# Text:
1

I have the following merge sort algorithm that works when I test with 100, 1000, or 10000 long linked lists. However, it returns a segmentation fault on the line containing Node->Next=Merge(Front,Back->Next,Type); when using 100000 or 1000000 long linked lists. This has lead me to believe it is a stack overflow rather than a segmentation fault. According to gdb at the time of the error the stack is extraordinarily full. I cannot find a way to examine exactly how many items are in the call stack to give an exact figure. Any help with reworking merge sort to handle large amounts of data would be greatly appreciated.

struct IntList
{
int Value;
int Frequency;
struct IntList* Next;
struct IntList* Prev;
};//Struct for Integer Linked List
void SortList(struct IntList** Values,enum SortBy Type)
{
    struct IntList* Head = *Values;
    if(Head==NULL||Head->Next==NULL)
    {
        return;
    }//If Base Case
    struct IntList* Front;
    struct IntList* Back;
    Split(Head,&Front,&Back);//Splits Linked List
    SortList(&Front,Type);
    SortList(&Back,Type);//Recursively Sorts
    *Values=Merge(Front,Back,Type);//Merges Halves
    return;
}

void Split(struct IntList* Head,struct IntList** Front,struct IntList** Back)
{
    struct IntList* Fast;
    struct IntList* Slow;
    if (Head==NULL||Head->Next==NULL)
    {
        *Front=Head;
        *Back=NULL;
    }//If Length <2
    else
    {
        Slow=Head;
        Fast=Head->Next;
    }
    while(Fast!=NULL)
    {
        Fast=Fast->Next;
        if(Fast!=NULL)
        {
            Fast=Fast->Next;
            Slow=Slow->Next;
        }
    }//Find Midpoint
    *Front=Head;
    *Back=Slow->Next;
    Slow->Next=NULL;//Breaks Link
    return;
}


struct IntList* Merge(struct IntList* Front,struct IntList* Back,enum SortBy Type)
{
    if(Front==NULL)
    {
        return Back;
    }
    if (Back==NULL)
    {
        return Front;
    }//Base Cases

    struct IntList* Node;
    if(Type==DATA)
    {
        if(Front->Value <= Back->Value)
        {
           Node=Front;
           Node->Next=Merge(Front->Next,Back,Type);
        }
        else
        {
            Node=Back;
            Node->Next=Merge(Front,Back->Next,Type);
        }//Takes Greatest Value for Sorted List
    }//If Sorting by Data
    if(Type==FREQUENCY)
    {
        if(Front->Frequency < Back->Frequency)
        {
           Node=Front;
           Node->Next=Merge(Front->Next,Back,Type);
        }
        else
        {
            Node=Back;
            Node->Next=Merge(Front,Back->Next,Type);
        }//Takes Greatest Frequency for Sorted List
    }//If Sorting by Frequency
    return(Node);
trent
  • 25,033
  • 7
  • 51
  • 90
Dustin H
  • 23
  • 2
  • 8
    Stop using recursion to merge lists; do it iteratively. – user2357112 Aug 30 '17 at 22:51
  • 1
    Well, you could block it in your hosts file, you could use a parental controls app... Oh! You meant a *literal* stack overflow! Well, in that case, user2357112 is right, you've probably hit the recursion limit. ;-) – Charles Srstka Aug 30 '17 at 22:59
  • Using recursion produces elegant code,, but you see first hand here its trouble and limitations. At the segfault (or any breakpoint) in `gdb` you can type `bt` (short for backtrace) and it will print out the call stack ... can't _quiiite_ tell if you know this already. – yano Aug 30 '17 at 23:12

2 Answers2

1

If you want to use recursion, it is best to try to express it in tail-call form (so that nothing is done after the recursive call returns other than a return). That way most compilers will optimize the tail-call into a simple jump and not use any stack space. For your Merge function, it becomes something like:

void Merge(struct IntList **merged, struct IntList* Front,struct IntList* Back,enum SortBy Type)

# Data listing:
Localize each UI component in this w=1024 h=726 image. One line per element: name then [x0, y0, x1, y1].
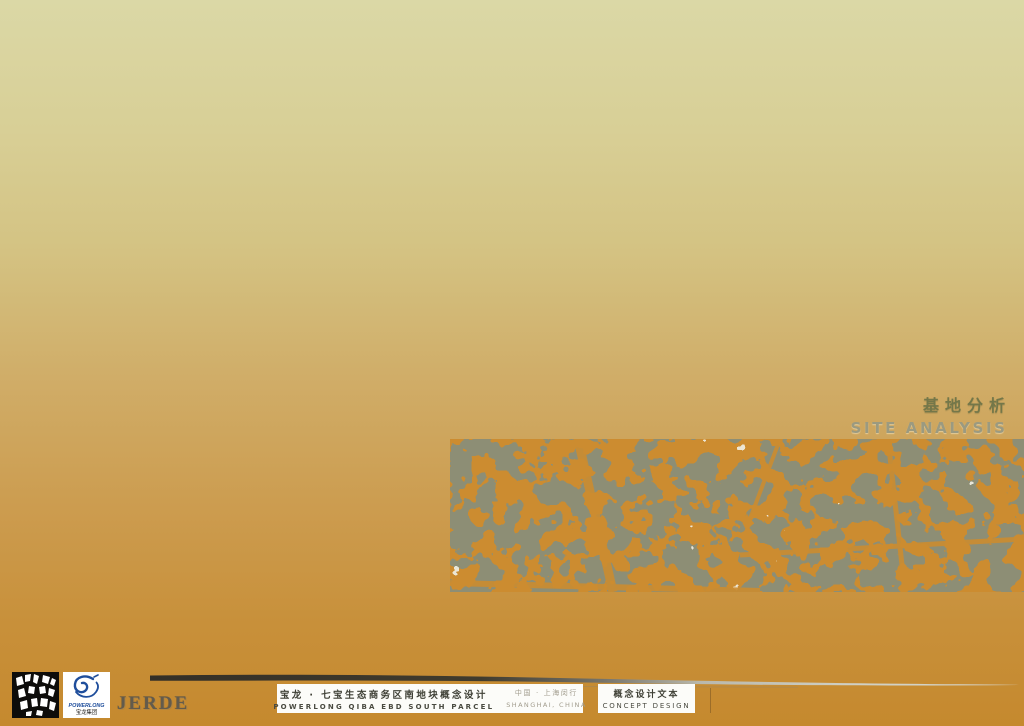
section-title-en: SITE ANALYSIS [851, 419, 1008, 437]
section-title: 基地分析 SITE ANALYSIS [851, 392, 1005, 437]
slide-canvas: 基地分析 SITE ANALYSIS [0, 0, 1024, 726]
jerde-mosaic-icon [12, 672, 59, 718]
footer-vertical-divider [710, 688, 711, 713]
aerial-map-graphic [450, 439, 1024, 592]
document-type-box: 概念设计文本 CONCEPT DESIGN [598, 684, 695, 713]
project-title-en: POWERLONG QIBA EBD SOUTH PARCEL [273, 703, 494, 711]
jerde-wordmark: JERDE [117, 693, 189, 715]
powerlong-logo: POWERLONG 宝龙集团 [63, 672, 110, 718]
powerlong-cn-label: 宝龙集团 [76, 708, 98, 716]
project-location-column: 中国 · 上海闵行 SHANGHAI, CHINA [506, 688, 586, 709]
powerlong-dragon-icon: POWERLONG 宝龙集团 [63, 672, 110, 718]
section-title-cn: 基地分析 [851, 392, 1011, 416]
document-label-en: CONCEPT DESIGN [603, 702, 691, 710]
project-name-column: 宝龙 · 七宝生态商务区南地块概念设计 POWERLONG QIBA EBD S… [273, 687, 494, 711]
jerde-mosaic-logo-icon [12, 672, 59, 718]
powerlong-wordmark: POWERLONG [69, 703, 106, 709]
site-aerial-image [450, 439, 1024, 592]
project-location-en: SHANGHAI, CHINA [506, 701, 586, 709]
project-title-cn: 宝龙 · 七宝生态商务区南地块概念设计 [280, 687, 488, 701]
document-label-cn: 概念设计文本 [613, 687, 679, 700]
project-info-box: 宝龙 · 七宝生态商务区南地块概念设计 POWERLONG QIBA EBD S… [277, 684, 583, 713]
project-location-cn: 中国 · 上海闵行 [515, 688, 578, 698]
map-highlight-texture [450, 439, 1024, 592]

# The task:
Reproduce the merge sort thread above word for word, beginning at the words "I have the following" and stopping after "if(Head==NULL||Head->Next==NULL)".

# Completed task:
I have the following merge sort algorithm that works when I test with 100, 1000, or 10000 long linked lists. However, it returns a segmentation fault on the line containing Node->Next=Merge(Front,Back->Next,Type); when using 100000 or 1000000 long linked lists. This has lead me to believe it is a stack overflow rather than a segmentation fault. According to gdb at the time of the error the stack is extraordinarily full. I cannot find a way to examine exactly how many items are in the call stack to give an exact figure. Any help with reworking merge sort to handle large amounts of data would be greatly appreciated.

struct IntList
{
int Value;
int Frequency;
struct IntList* Next;
struct IntList* Prev;
};//Struct for Integer Linked List
void SortList(struct IntList** Values,enum SortBy Type)
{
    struct IntList* Head = *Values;
    if(Head==NULL||Head->Next==NULL)